▶ Goal
Leave out any pictures and transcribe all other data below exactly.

▶ Given records
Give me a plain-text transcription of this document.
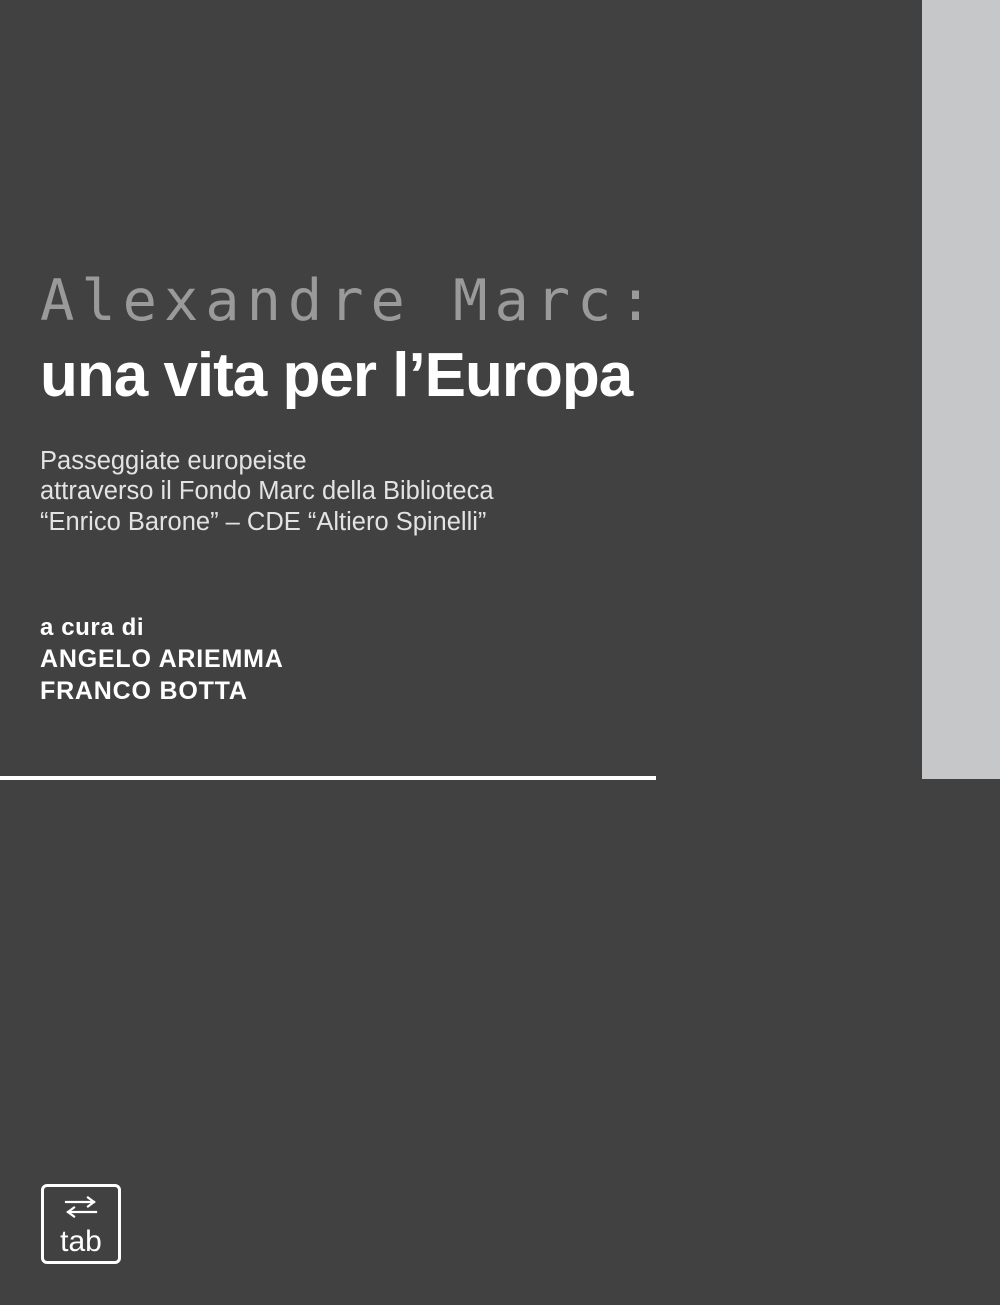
Alexandre Marc:
una vita per l’Europa
Passeggiate europeiste
attraverso il Fondo Marc della Biblioteca
“Enrico Barone” – CDE “Altiero Spinelli”
a cura di
ANGELO ARIEMMA
FRANCO BOTTA
tab
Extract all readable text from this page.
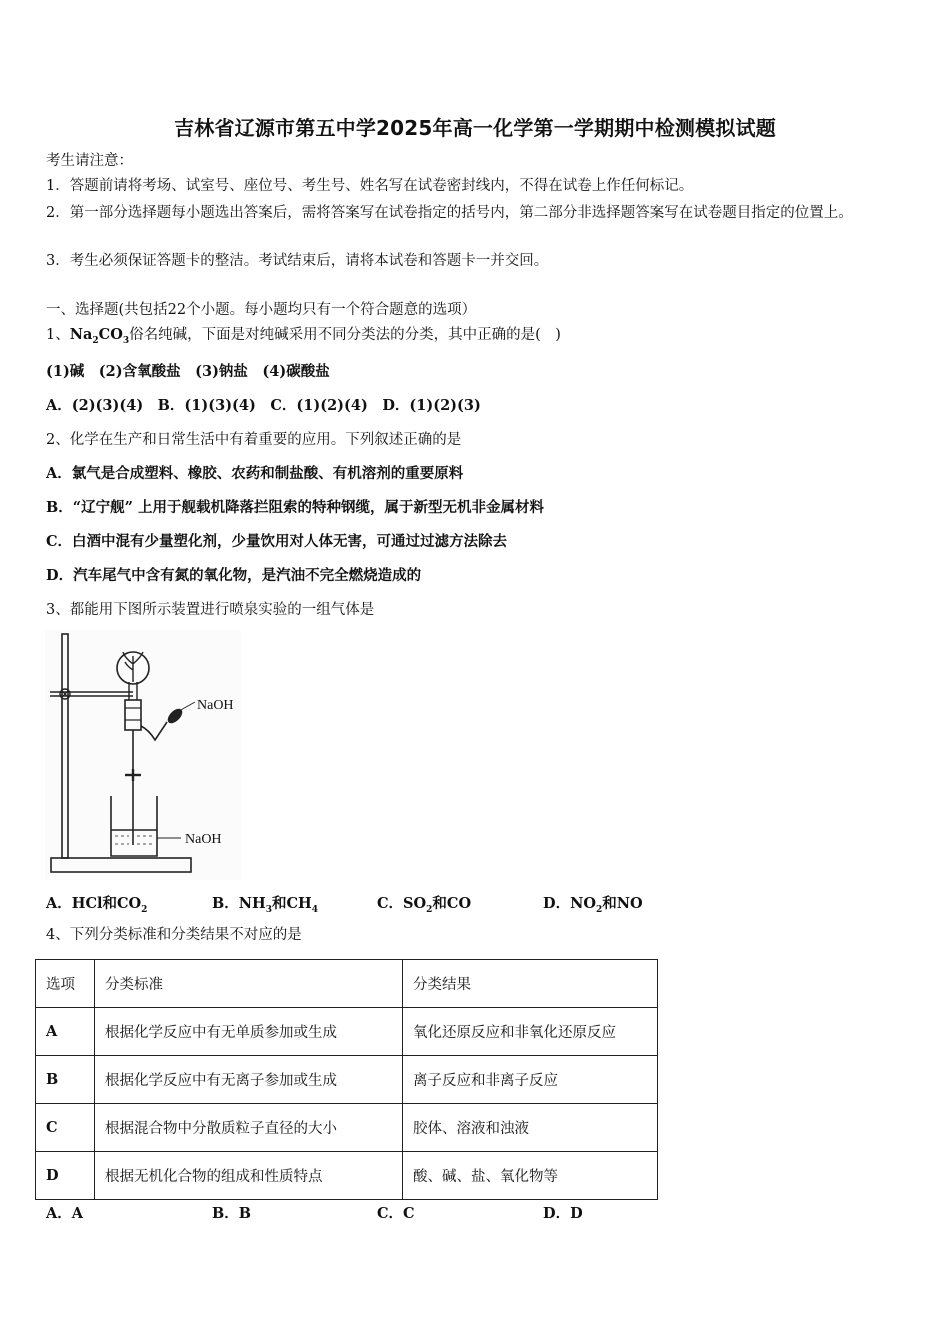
吉林省辽源市第五中学2025年高一化学第一学期期中检测模拟试题
考生请注意：
1．答题前请将考场、试室号、座位号、考生号、姓名写在试卷密封线内，不得在试卷上作任何标记。
2．第一部分选择题每小题选出答案后，需将答案写在试卷指定的括号内，第二部分非选择题答案写在试卷题目指定的位置上。
3．考生必须保证答题卡的整洁。考试结束后，请将本试卷和答题卡一并交回。
一、选择题(共包括22个小题。每小题均只有一个符合题意的选项）
1、$Na_2CO_3$俗名纯碱，下面是对纯碱采用不同分类法的分类，其中正确的是(　)
(1)碱　(2)含氧酸盐　(3)钠盐　(4)碳酸盐
A．(2)(3)(4)　B．(1)(3)(4)　C．(1)(2)(4)　D．(1)(2)(3)
2、化学在生产和日常生活中有着重要的应用。下列叙述正确的是
A．氯气是合成塑料、橡胶、农药和制盐酸、有机溶剂的重要原料
B．“辽宁舰” 上用于舰载机降落拦阻索的特种钢缆，属于新型无机非金属材料
C．白酒中混有少量塑化剂，少量饮用对人体无害，可通过过滤方法除去
D．汽车尾气中含有氮的氧化物，是汽油不完全燃烧造成的
3、都能用下图所示装置进行喷泉实验的一组气体是
NaOH
NaOH
A．HCl和$CO_2$	B．$NH_3$和$CH_4$	C．$SO_2$和CO	D．$NO_2$和NO
4、下列分类标准和分类结果不对应的是
选项	分类标准	分类结果
A	根据化学反应中有无单质参加或生成	氧化还原反应和非氧化还原反应
B	根据化学反应中有无离子参加或生成	离子反应和非离子反应
C	根据混合物中分散质粒子直径的大小	胶体、溶液和浊液
D	根据无机化合物的组成和性质特点	酸、碱、盐、氧化物等
A．A	B．B	C．C	D．D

▶ Solution
Give me a plain-text transcription of this document.
Alexandre Marc:
una vita per l’Europa
Passeggiate europeiste
attraverso il Fondo Marc della Biblioteca
“Enrico Barone” – CDE “Altiero Spinelli”
a cura di
ANGELO ARIEMMA
FRANCO BOTTA
tab
Extract all readable text from this page.
吉林省辽源市第五中学2025年高一化学第一学期期中检测模拟试题
考生请注意：
1．答题前请将考场、试室号、座位号、考生号、姓名写在试卷密封线内，不得在试卷上作任何标记。
2．第一部分选择题每小题选出答案后，需将答案写在试卷指定的括号内，第二部分非选择题答案写在试卷题目指定的位置上。
3．考生必须保证答题卡的整洁。考试结束后，请将本试卷和答题卡一并交回。
一、选择题(共包括22个小题。每小题均只有一个符合题意的选项）
1、$Na_2CO_3$俗名纯碱，下面是对纯碱采用不同分类法的分类，其中正确的是(　)
(1)碱　(2)含氧酸盐　(3)钠盐　(4)碳酸盐
A．(2)(3)(4)　B．(1)(3)(4)　C．(1)(2)(4)　D．(1)(2)(3)
2、化学在生产和日常生活中有着重要的应用。下列叙述正确的是
A．氯气是合成塑料、橡胶、农药和制盐酸、有机溶剂的重要原料
B．“辽宁舰” 上用于舰载机降落拦阻索的特种钢缆，属于新型无机非金属材料
C．白酒中混有少量塑化剂，少量饮用对人体无害，可通过过滤方法除去
D．汽车尾气中含有氮的氧化物，是汽油不完全燃烧造成的
3、都能用下图所示装置进行喷泉实验的一组气体是
NaOH
NaOH
A．HCl和$CO_2$	B．$NH_3$和$CH_4$	C．$SO_2$和CO	D．$NO_2$和NO
4、下列分类标准和分类结果不对应的是
选项	分类标准	分类结果
A	根据化学反应中有无单质参加或生成	氧化还原反应和非氧化还原反应
B	根据化学反应中有无离子参加或生成	离子反应和非离子反应
C	根据混合物中分散质粒子直径的大小	胶体、溶液和浊液
D	根据无机化合物的组成和性质特点	酸、碱、盐、氧化物等
A．A	B．B	C．C	D．D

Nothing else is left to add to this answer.